▸ What you are asked to do
Reproduce all entries word for word.

▸ Supplied material
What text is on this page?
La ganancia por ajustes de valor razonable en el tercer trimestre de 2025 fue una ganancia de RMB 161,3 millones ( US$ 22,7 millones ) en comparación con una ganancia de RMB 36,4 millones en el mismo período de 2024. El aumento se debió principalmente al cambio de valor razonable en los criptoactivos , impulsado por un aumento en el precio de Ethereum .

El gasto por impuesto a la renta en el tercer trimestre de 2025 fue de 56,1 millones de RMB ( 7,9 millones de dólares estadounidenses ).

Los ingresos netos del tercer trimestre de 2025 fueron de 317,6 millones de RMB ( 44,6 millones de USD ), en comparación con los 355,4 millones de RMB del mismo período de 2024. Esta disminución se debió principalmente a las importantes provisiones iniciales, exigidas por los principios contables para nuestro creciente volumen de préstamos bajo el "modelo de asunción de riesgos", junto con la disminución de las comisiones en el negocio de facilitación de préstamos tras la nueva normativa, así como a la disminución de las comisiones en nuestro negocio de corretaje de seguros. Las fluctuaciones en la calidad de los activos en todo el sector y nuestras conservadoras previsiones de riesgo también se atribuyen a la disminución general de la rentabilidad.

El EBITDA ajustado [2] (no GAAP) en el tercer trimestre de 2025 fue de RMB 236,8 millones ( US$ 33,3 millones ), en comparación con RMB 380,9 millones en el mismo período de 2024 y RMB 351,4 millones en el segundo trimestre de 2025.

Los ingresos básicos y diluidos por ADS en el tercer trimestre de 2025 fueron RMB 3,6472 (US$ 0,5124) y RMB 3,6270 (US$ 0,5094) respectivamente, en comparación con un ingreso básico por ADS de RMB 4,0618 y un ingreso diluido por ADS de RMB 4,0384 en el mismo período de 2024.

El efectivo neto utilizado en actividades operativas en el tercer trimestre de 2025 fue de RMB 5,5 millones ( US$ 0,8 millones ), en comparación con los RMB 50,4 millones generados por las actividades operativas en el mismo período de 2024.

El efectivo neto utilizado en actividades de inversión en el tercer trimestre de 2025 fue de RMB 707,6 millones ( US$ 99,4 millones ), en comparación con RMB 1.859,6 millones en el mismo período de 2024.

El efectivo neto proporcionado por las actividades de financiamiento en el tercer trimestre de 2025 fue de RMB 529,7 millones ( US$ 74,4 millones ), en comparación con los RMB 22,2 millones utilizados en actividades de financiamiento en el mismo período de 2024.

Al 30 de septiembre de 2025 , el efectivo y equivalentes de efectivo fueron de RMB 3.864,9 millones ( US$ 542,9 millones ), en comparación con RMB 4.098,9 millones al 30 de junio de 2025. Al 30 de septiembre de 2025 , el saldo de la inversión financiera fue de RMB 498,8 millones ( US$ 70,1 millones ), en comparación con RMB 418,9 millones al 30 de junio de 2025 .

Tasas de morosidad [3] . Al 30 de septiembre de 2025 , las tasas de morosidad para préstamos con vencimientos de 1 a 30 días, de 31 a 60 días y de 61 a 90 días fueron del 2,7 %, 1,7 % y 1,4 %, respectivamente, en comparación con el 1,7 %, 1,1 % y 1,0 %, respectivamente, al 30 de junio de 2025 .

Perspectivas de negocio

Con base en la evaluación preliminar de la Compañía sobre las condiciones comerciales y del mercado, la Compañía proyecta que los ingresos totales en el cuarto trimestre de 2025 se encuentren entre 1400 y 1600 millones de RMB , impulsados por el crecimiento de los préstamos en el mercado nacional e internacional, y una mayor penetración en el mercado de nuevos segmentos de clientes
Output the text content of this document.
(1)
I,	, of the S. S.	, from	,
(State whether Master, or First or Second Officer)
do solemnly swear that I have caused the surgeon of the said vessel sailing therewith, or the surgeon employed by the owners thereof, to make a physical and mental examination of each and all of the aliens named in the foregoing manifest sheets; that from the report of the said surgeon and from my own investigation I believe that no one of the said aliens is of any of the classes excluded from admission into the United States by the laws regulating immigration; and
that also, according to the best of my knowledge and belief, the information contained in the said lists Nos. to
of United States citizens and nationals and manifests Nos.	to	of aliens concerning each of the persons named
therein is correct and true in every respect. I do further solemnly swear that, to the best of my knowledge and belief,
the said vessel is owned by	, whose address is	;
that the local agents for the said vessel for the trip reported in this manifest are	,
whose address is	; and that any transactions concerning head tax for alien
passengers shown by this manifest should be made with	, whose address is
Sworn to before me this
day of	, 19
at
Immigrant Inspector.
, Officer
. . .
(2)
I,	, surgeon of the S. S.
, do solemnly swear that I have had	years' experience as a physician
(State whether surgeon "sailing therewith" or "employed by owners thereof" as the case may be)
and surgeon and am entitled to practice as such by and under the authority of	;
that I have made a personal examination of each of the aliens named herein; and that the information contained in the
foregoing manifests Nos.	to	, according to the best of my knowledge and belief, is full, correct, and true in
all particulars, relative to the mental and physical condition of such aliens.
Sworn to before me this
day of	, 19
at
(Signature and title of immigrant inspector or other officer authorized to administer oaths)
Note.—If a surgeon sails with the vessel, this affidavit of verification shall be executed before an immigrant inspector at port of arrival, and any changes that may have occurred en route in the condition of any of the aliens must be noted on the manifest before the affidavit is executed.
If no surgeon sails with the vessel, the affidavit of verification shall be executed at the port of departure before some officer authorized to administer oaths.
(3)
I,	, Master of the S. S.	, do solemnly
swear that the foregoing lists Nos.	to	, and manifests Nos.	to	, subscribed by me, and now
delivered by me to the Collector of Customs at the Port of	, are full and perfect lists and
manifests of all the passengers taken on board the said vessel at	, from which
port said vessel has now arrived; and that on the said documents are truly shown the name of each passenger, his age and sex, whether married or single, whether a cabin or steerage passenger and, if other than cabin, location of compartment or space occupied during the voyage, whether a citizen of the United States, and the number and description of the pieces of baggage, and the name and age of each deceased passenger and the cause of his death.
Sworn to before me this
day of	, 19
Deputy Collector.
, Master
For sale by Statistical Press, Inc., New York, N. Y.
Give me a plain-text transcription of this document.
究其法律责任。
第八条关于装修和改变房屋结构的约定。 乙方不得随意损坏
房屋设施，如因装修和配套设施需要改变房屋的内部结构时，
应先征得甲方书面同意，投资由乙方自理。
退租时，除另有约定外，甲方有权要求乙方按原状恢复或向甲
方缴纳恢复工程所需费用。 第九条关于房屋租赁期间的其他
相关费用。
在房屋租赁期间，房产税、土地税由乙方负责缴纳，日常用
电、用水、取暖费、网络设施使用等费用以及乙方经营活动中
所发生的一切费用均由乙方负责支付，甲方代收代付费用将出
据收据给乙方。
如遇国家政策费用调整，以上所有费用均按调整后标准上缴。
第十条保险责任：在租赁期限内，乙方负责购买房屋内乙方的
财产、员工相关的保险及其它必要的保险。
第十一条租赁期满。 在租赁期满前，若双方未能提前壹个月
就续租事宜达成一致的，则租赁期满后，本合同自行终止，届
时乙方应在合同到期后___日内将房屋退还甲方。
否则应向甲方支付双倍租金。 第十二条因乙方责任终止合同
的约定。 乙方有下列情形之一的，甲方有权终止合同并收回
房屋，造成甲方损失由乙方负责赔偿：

▸ Output for this exercise
What text is on this page?
La ganancia por ajustes de valor razonable en el tercer trimestre de 2025 fue una ganancia de RMB 161,3 millones ( US$ 22,7 millones ) en comparación con una ganancia de RMB 36,4 millones en el mismo período de 2024. El aumento se debió principalmente al cambio de valor razonable en los criptoactivos , impulsado por un aumento en el precio de Ethereum .

El gasto por impuesto a la renta en el tercer trimestre de 2025 fue de 56,1 millones de RMB ( 7,9 millones de dólares estadounidenses ).

Los ingresos netos del tercer trimestre de 2025 fueron de 317,6 millones de RMB ( 44,6 millones de USD ), en comparación con los 355,4 millones de RMB del mismo período de 2024. Esta disminución se debió principalmente a las importantes provisiones iniciales, exigidas por los principios contables para nuestro creciente volumen de préstamos bajo el "modelo de asunción de riesgos", junto con la disminución de las comisiones en el negocio de facilitación de préstamos tras la nueva normativa, así como a la disminución de las comisiones en nuestro negocio de corretaje de seguros. Las fluctuaciones en la calidad de los activos en todo el sector y nuestras conservadoras previsiones de riesgo también se atribuyen a la disminución general de la rentabilidad.

El EBITDA ajustado [2] (no GAAP) en el tercer trimestre de 2025 fue de RMB 236,8 millones ( US$ 33,3 millones ), en comparación con RMB 380,9 millones en el mismo período de 2024 y RMB 351,4 millones en el segundo trimestre de 2025.

Los ingresos básicos y diluidos por ADS en el tercer trimestre de 2025 fueron RMB 3,6472 (US$ 0,5124) y RMB 3,6270 (US$ 0,5094) respectivamente, en comparación con un ingreso básico por ADS de RMB 4,0618 y un ingreso diluido por ADS de RMB 4,0384 en el mismo período de 2024.

El efectivo neto utilizado en actividades operativas en el tercer trimestre de 2025 fue de RMB 5,5 millones ( US$ 0,8 millones ), en comparación con los RMB 50,4 millones generados por las actividades operativas en el mismo período de 2024.

El efectivo neto utilizado en actividades de inversión en el tercer trimestre de 2025 fue de RMB 707,6 millones ( US$ 99,4 millones ), en comparación con RMB 1.859,6 millones en el mismo período de 2024.

El efectivo neto proporcionado por las actividades de financiamiento en el tercer trimestre de 2025 fue de RMB 529,7 millones ( US$ 74,4 millones ), en comparación con los RMB 22,2 millones utilizados en actividades de financiamiento en el mismo período de 2024.

Al 30 de septiembre de 2025 , el efectivo y equivalentes de efectivo fueron de RMB 3.864,9 millones ( US$ 542,9 millones ), en comparación con RMB 4.098,9 millones al 30 de junio de 2025. Al 30 de septiembre de 2025 , el saldo de la inversión financiera fue de RMB 498,8 millones ( US$ 70,1 millones ), en comparación con RMB 418,9 millones al 30 de junio de 2025 .

Tasas de morosidad [3] . Al 30 de septiembre de 2025 , las tasas de morosidad para préstamos con vencimientos de 1 a 30 días, de 31 a 60 días y de 61 a 90 días fueron del 2,7 %, 1,7 % y 1,4 %, respectivamente, en comparación con el 1,7 %, 1,1 % y 1,0 %, respectivamente, al 30 de junio de 2025 .

Perspectivas de negocio

Con base en la evaluación preliminar de la Compañía sobre las condiciones comerciales y del mercado, la Compañía proyecta que los ingresos totales en el cuarto trimestre de 2025 se encuentren entre 1400 y 1600 millones de RMB , impulsados por el crecimiento de los préstamos en el mercado nacional e internacional, y una mayor penetración en el mercado de nuevos segmentos de clientes
Output the text content of this document.
(1)
I,	, of the S. S.	, from	,
(State whether Master, or First or Second Officer)
do solemnly swear that I have caused the surgeon of the said vessel sailing therewith, or the surgeon employed by the owners thereof, to make a physical and mental examination of each and all of the aliens named in the foregoing manifest sheets; that from the report of the said surgeon and from my own investigation I believe that no one of the said aliens is of any of the classes excluded from admission into the United States by the laws regulating immigration; and
that also, according to the best of my knowledge and belief, the information contained in the said lists Nos. to
of United States citizens and nationals and manifests Nos.	to	of aliens concerning each of the persons named
therein is correct and true in every respect. I do further solemnly swear that, to the best of my knowledge and belief,
the said vessel is owned by	, whose address is	;
that the local agents for the said vessel for the trip reported in this manifest are	,
whose address is	; and that any transactions concerning head tax for alien
passengers shown by this manifest should be made with	, whose address is
Sworn to before me this
day of	, 19
at
Immigrant Inspector.
, Officer
. . .
(2)
I,	, surgeon of the S. S.
, do solemnly swear that I have had	years' experience as a physician
(State whether surgeon "sailing therewith" or "employed by owners thereof" as the case may be)
and surgeon and am entitled to practice as such by and under the authority of	;
that I have made a personal examination of each of the aliens named herein; and that the information contained in the
foregoing manifests Nos.	to	, according to the best of my knowledge and belief, is full, correct, and true in
all particulars, relative to the mental and physical condition of such aliens.
Sworn to before me this
day of	, 19
at
(Signature and title of immigrant inspector or other officer authorized to administer oaths)
Note.—If a surgeon sails with the vessel, this affidavit of verification shall be executed before an immigrant inspector at port of arrival, and any changes that may have occurred en route in the condition of any of the aliens must be noted on the manifest before the affidavit is executed.
If no surgeon sails with the vessel, the affidavit of verification shall be executed at the port of departure before some officer authorized to administer oaths.
(3)
I,	, Master of the S. S.	, do solemnly
swear that the foregoing lists Nos.	to	, and manifests Nos.	to	, subscribed by me, and now
delivered by me to the Collector of Customs at the Port of	, are full and perfect lists and
manifests of all the passengers taken on board the said vessel at	, from which
port said vessel has now arrived; and that on the said documents are truly shown the name of each passenger, his age and sex, whether married or single, whether a cabin or steerage passenger and, if other than cabin, location of compartment or space occupied during the voyage, whether a citizen of the United States, and the number and description of the pieces of baggage, and the name and age of each deceased passenger and the cause of his death.
Sworn to before me this
day of	, 19
Deputy Collector.
, Master
For sale by Statistical Press, Inc., New York, N. Y.
Give me a plain-text transcription of this document.
究其法律责任。
第八条关于装修和改变房屋结构的约定。 乙方不得随意损坏
房屋设施，如因装修和配套设施需要改变房屋的内部结构时，
应先征得甲方书面同意，投资由乙方自理。
退租时，除另有约定外，甲方有权要求乙方按原状恢复或向甲
方缴纳恢复工程所需费用。 第九条关于房屋租赁期间的其他
相关费用。
在房屋租赁期间，房产税、土地税由乙方负责缴纳，日常用
电、用水、取暖费、网络设施使用等费用以及乙方经营活动中
所发生的一切费用均由乙方负责支付，甲方代收代付费用将出
据收据给乙方。
如遇国家政策费用调整，以上所有费用均按调整后标准上缴。
第十条保险责任：在租赁期限内，乙方负责购买房屋内乙方的
财产、员工相关的保险及其它必要的保险。
第十一条租赁期满。 在租赁期满前，若双方未能提前壹个月
就续租事宜达成一致的，则租赁期满后，本合同自行终止，届
时乙方应在合同到期后___日内将房屋退还甲方。
否则应向甲方支付双倍租金。 第十二条因乙方责任终止合同
的约定。 乙方有下列情形之一的，甲方有权终止合同并收回
房屋，造成甲方损失由乙方负责赔偿：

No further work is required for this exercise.